## WRITTEN EXERCISE
Lines containing the word "statement" are to be counted; state their number and nothing further.

## RECORDS SUPPLIED
○ ○ ○ ○ ○ ○ ○
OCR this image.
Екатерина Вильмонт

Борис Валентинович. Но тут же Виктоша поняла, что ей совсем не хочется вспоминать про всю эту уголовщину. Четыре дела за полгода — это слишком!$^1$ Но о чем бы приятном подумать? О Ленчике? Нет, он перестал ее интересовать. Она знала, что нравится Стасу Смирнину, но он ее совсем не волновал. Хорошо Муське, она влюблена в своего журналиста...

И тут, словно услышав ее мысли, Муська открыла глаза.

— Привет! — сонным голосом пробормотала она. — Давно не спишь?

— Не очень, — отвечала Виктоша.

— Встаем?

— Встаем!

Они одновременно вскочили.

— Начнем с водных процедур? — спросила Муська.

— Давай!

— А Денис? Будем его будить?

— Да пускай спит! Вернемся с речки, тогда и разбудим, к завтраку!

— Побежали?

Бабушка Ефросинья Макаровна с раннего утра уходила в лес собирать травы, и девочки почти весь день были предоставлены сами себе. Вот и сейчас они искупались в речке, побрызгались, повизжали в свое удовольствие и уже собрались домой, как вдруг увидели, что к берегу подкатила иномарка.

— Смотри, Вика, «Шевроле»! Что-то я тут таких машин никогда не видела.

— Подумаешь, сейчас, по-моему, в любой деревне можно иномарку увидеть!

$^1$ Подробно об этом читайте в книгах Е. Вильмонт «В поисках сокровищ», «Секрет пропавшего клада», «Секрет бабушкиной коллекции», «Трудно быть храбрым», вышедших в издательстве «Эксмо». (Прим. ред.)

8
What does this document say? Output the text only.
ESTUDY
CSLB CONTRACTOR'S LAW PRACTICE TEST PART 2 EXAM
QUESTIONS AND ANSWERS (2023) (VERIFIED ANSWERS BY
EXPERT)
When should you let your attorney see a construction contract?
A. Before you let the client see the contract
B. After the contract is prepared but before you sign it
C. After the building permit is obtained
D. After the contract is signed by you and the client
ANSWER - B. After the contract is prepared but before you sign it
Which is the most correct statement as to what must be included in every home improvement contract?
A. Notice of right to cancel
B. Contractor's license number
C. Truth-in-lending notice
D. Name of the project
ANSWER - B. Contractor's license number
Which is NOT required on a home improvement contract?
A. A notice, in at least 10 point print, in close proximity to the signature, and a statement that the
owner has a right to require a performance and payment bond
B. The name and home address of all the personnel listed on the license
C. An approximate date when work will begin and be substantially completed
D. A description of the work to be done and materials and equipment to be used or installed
○ ○ ○ ○ ○ ○ ○
## EXERCISE SOLUTION
2